— START Given data —

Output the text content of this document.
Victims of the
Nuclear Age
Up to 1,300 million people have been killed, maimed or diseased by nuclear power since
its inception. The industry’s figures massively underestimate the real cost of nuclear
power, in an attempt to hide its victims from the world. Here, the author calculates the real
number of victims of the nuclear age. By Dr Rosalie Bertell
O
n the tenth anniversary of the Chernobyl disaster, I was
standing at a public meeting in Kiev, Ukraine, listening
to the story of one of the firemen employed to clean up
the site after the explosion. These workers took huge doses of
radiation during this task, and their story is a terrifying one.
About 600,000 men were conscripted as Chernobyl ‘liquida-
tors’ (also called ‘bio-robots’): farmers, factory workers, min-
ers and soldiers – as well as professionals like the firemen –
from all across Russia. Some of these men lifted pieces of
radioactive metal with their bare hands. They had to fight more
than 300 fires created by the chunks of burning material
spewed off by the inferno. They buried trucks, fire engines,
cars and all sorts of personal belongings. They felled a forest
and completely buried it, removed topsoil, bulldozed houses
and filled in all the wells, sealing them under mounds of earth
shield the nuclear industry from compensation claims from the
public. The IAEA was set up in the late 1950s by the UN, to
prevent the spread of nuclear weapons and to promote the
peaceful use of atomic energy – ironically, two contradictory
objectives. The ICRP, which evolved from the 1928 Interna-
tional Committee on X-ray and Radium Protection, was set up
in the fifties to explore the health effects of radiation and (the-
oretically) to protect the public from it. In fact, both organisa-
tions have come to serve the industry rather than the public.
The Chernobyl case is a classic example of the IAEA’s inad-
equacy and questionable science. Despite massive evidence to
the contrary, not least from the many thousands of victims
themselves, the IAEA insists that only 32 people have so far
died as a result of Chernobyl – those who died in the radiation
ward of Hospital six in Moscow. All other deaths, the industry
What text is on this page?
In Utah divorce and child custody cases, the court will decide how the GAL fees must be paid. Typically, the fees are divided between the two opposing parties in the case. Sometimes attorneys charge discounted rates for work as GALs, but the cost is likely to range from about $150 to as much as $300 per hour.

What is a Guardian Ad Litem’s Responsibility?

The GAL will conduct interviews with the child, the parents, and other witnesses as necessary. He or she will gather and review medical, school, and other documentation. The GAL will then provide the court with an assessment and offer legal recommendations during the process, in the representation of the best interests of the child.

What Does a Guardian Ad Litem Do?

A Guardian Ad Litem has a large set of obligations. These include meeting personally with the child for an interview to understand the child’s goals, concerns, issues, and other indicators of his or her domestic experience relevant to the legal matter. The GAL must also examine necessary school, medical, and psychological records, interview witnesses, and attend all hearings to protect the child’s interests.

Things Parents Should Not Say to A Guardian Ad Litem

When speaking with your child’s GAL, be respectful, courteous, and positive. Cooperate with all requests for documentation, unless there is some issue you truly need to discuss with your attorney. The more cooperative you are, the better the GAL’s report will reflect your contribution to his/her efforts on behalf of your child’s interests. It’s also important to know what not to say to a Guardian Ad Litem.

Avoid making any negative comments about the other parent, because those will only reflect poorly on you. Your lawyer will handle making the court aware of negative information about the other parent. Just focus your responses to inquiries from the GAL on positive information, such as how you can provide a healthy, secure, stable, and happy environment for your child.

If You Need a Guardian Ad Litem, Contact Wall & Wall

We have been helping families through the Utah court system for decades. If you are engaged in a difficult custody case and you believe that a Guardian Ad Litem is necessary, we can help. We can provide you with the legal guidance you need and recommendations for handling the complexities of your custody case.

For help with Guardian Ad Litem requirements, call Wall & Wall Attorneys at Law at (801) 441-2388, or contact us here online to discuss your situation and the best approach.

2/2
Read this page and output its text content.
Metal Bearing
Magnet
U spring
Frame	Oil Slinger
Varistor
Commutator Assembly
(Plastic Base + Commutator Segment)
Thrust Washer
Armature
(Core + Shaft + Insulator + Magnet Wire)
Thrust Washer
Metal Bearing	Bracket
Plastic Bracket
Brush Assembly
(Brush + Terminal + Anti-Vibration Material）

— END Given data —

Written request: Quote every record above exactly.

Reply:
Output the text content of this document.
Victims of the
Nuclear Age
Up to 1,300 million people have been killed, maimed or diseased by nuclear power since
its inception. The industry’s figures massively underestimate the real cost of nuclear
power, in an attempt to hide its victims from the world. Here, the author calculates the real
number of victims of the nuclear age. By Dr Rosalie Bertell
O
n the tenth anniversary of the Chernobyl disaster, I was
standing at a public meeting in Kiev, Ukraine, listening
to the story of one of the firemen employed to clean up
the site after the explosion. These workers took huge doses of
radiation during this task, and their story is a terrifying one.
About 600,000 men were conscripted as Chernobyl ‘liquida-
tors’ (also called ‘bio-robots’): farmers, factory workers, min-
ers and soldiers – as well as professionals like the firemen –
from all across Russia. Some of these men lifted pieces of
radioactive metal with their bare hands. They had to fight more
than 300 fires created by the chunks of burning material
spewed off by the inferno. They buried trucks, fire engines,
cars and all sorts of personal belongings. They felled a forest
and completely buried it, removed topsoil, bulldozed houses
and filled in all the wells, sealing them under mounds of earth
shield the nuclear industry from compensation claims from the
public. The IAEA was set up in the late 1950s by the UN, to
prevent the spread of nuclear weapons and to promote the
peaceful use of atomic energy – ironically, two contradictory
objectives. The ICRP, which evolved from the 1928 Interna-
tional Committee on X-ray and Radium Protection, was set up
in the fifties to explore the health effects of radiation and (the-
oretically) to protect the public from it. In fact, both organisa-
tions have come to serve the industry rather than the public.
The Chernobyl case is a classic example of the IAEA’s inad-
equacy and questionable science. Despite massive evidence to
the contrary, not least from the many thousands of victims
themselves, the IAEA insists that only 32 people have so far
died as a result of Chernobyl – those who died in the radiation
ward of Hospital six in Moscow. All other deaths, the industry
What text is on this page?
In Utah divorce and child custody cases, the court will decide how the GAL fees must be paid. Typically, the fees are divided between the two opposing parties in the case. Sometimes attorneys charge discounted rates for work as GALs, but the cost is likely to range from about $150 to as much as $300 per hour.

What is a Guardian Ad Litem’s Responsibility?

The GAL will conduct interviews with the child, the parents, and other witnesses as necessary. He or she will gather and review medical, school, and other documentation. The GAL will then provide the court with an assessment and offer legal recommendations during the process, in the representation of the best interests of the child.

What Does a Guardian Ad Litem Do?

A Guardian Ad Litem has a large set of obligations. These include meeting personally with the child for an interview to understand the child’s goals, concerns, issues, and other indicators of his or her domestic experience relevant to the legal matter. The GAL must also examine necessary school, medical, and psychological records, interview witnesses, and attend all hearings to protect the child’s interests.

Things Parents Should Not Say to A Guardian Ad Litem

When speaking with your child’s GAL, be respectful, courteous, and positive. Cooperate with all requests for documentation, unless there is some issue you truly need to discuss with your attorney. The more cooperative you are, the better the GAL’s report will reflect your contribution to his/her efforts on behalf of your child’s interests. It’s also important to know what not to say to a Guardian Ad Litem.

Avoid making any negative comments about the other parent, because those will only reflect poorly on you. Your lawyer will handle making the court aware of negative information about the other parent. Just focus your responses to inquiries from the GAL on positive information, such as how you can provide a healthy, secure, stable, and happy environment for your child.

If You Need a Guardian Ad Litem, Contact Wall & Wall

We have been helping families through the Utah court system for decades. If you are engaged in a difficult custody case and you believe that a Guardian Ad Litem is necessary, we can help. We can provide you with the legal guidance you need and recommendations for handling the complexities of your custody case.

For help with Guardian Ad Litem requirements, call Wall & Wall Attorneys at Law at (801) 441-2388, or contact us here online to discuss your situation and the best approach.

2/2
Read this page and output its text content.
Metal Bearing
Magnet
U spring
Frame	Oil Slinger
Varistor
Commutator Assembly
(Plastic Base + Commutator Segment)
Thrust Washer
Armature
(Core + Shaft + Insulator + Magnet Wire)
Thrust Washer
Metal Bearing	Bracket
Plastic Bracket
Brush Assembly
(Brush + Terminal + Anti-Vibration Material）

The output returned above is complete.